#### WRITTEN PROBLEM
Render the material again word for word, skipping the pictures in it.
☆ ☆ ☆ ☆ ☆
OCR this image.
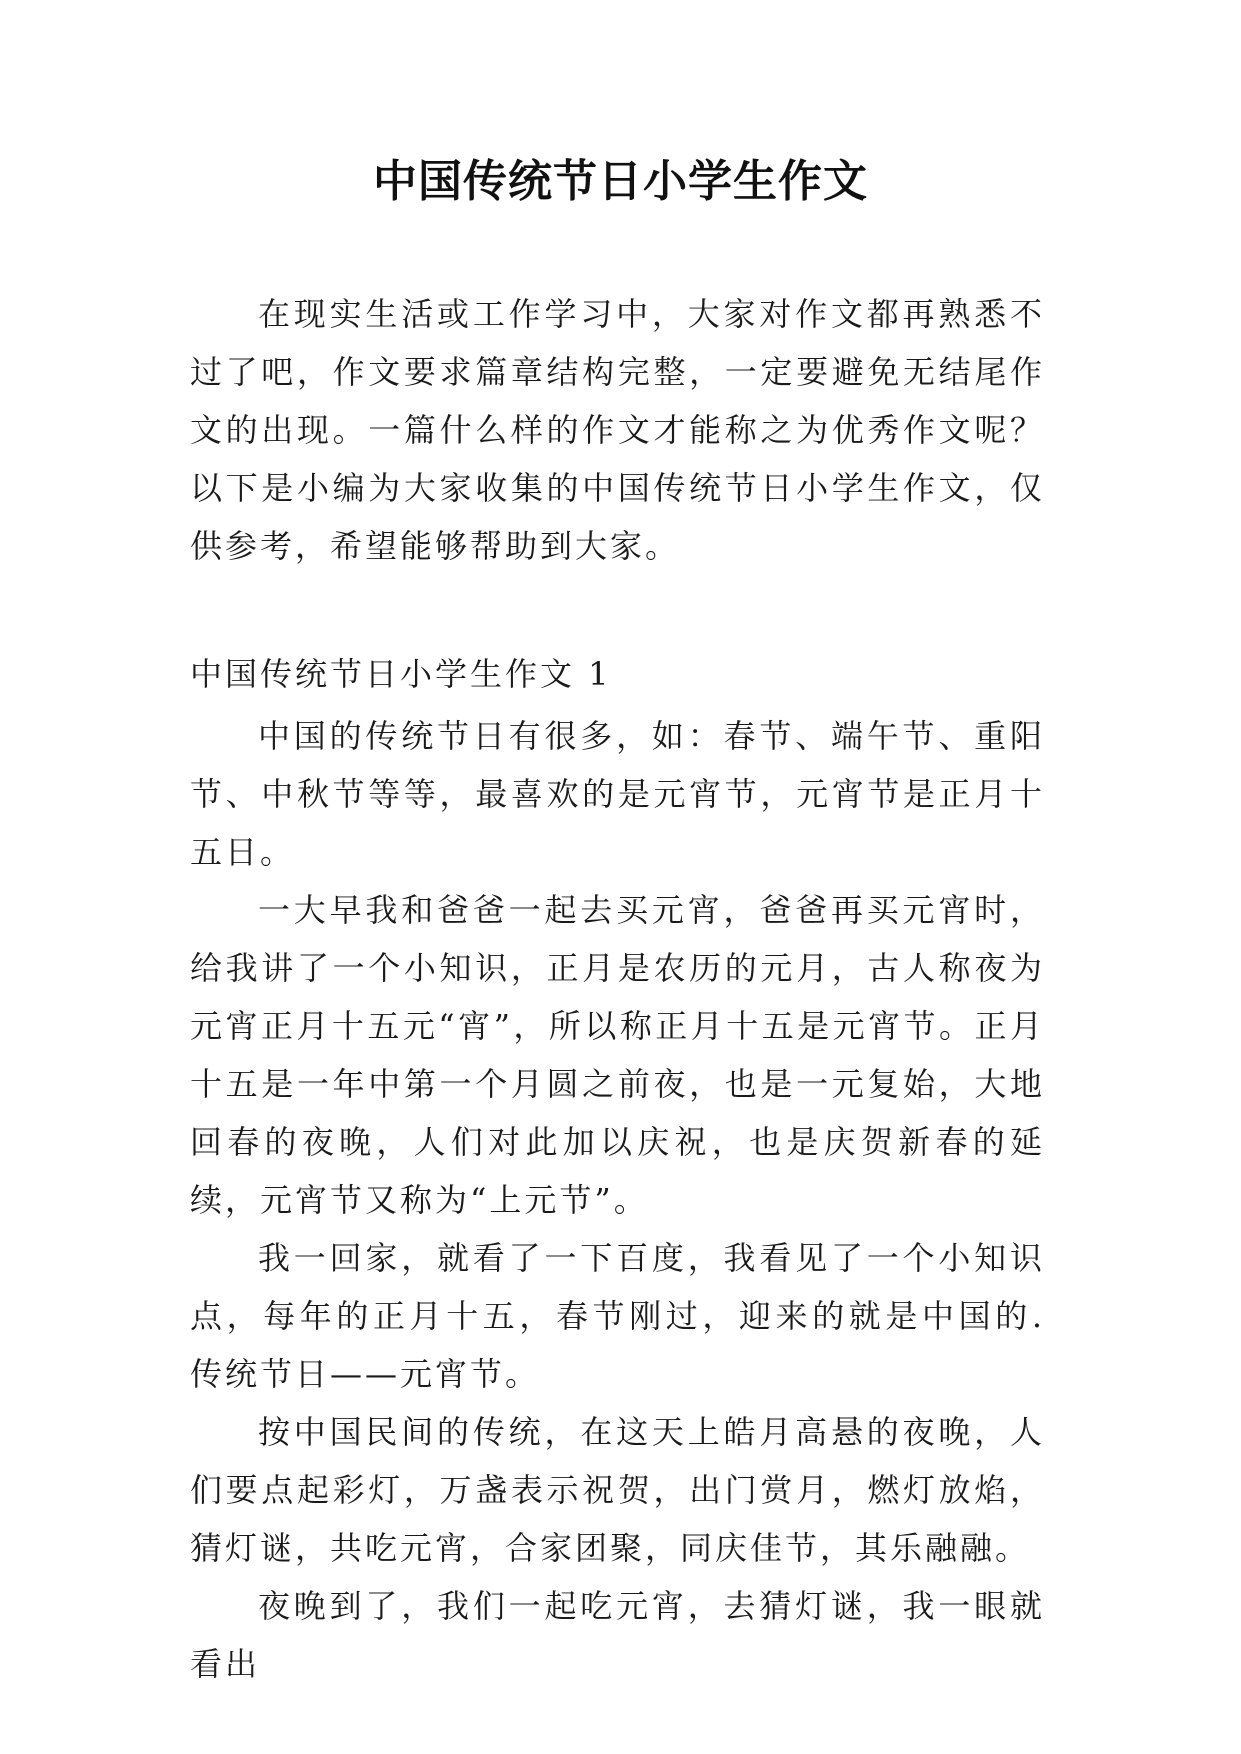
中国传统节日小学生作文

在现实生活或工作学习中，大家对作文都再熟悉不过了吧，作文要求篇章结构完整，一定要避免无结尾作文的出现。一篇什么样的作文才能称之为优秀作文呢？以下是小编为大家收集的中国传统节日小学生作文，仅供参考，希望能够帮助到大家。

中国传统节日小学生作文 1

中国的传统节日有很多，如：春节、端午节、重阳节、中秋节等等，最喜欢的是元宵节，元宵节是正月十五日。

一大早我和爸爸一起去买元宵，爸爸再买元宵时，给我讲了一个小知识，正月是农历的元月，古人称夜为元宵正月十五元“宵”，所以称正月十五是元宵节。正月十五是一年中第一个月圆之前夜，也是一元复始，大地回春的夜晚，人们对此加以庆祝，也是庆贺新春的延续，元宵节又称为“上元节”。

我一回家，就看了一下百度，我看见了一个小知识点，每年的正月十五，春节刚过，迎来的就是中国的. 传统节日——元宵节。

按中国民间的传统，在这天上皓月高悬的夜晚，人们要点起彩灯，万盏表示祝贺，出门赏月，燃灯放焰，猜灯谜，共吃元宵，合家团聚，同庆佳节，其乐融融。

夜晚到了，我们一起吃元宵，去猜灯谜，我一眼就看出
☆ ☆ ☆ ☆ ☆
#### ANSWER TO THIS EXERCISE
OCR this image.
中国传统节日小学生作文

在现实生活或工作学习中，大家对作文都再熟悉不过了吧，作文要求篇章结构完整，一定要避免无结尾作文的出现。一篇什么样的作文才能称之为优秀作文呢？以下是小编为大家收集的中国传统节日小学生作文，仅供参考，希望能够帮助到大家。

中国传统节日小学生作文 1

中国的传统节日有很多，如：春节、端午节、重阳节、中秋节等等，最喜欢的是元宵节，元宵节是正月十五日。

一大早我和爸爸一起去买元宵，爸爸再买元宵时，给我讲了一个小知识，正月是农历的元月，古人称夜为元宵正月十五元“宵”，所以称正月十五是元宵节。正月十五是一年中第一个月圆之前夜，也是一元复始，大地回春的夜晚，人们对此加以庆祝，也是庆贺新春的延续，元宵节又称为“上元节”。

我一回家，就看了一下百度，我看见了一个小知识点，每年的正月十五，春节刚过，迎来的就是中国的. 传统节日——元宵节。

按中国民间的传统，在这天上皓月高悬的夜晚，人们要点起彩灯，万盏表示祝贺，出门赏月，燃灯放焰，猜灯谜，共吃元宵，合家团聚，同庆佳节，其乐融融。

夜晚到了，我们一起吃元宵，去猜灯谜，我一眼就看出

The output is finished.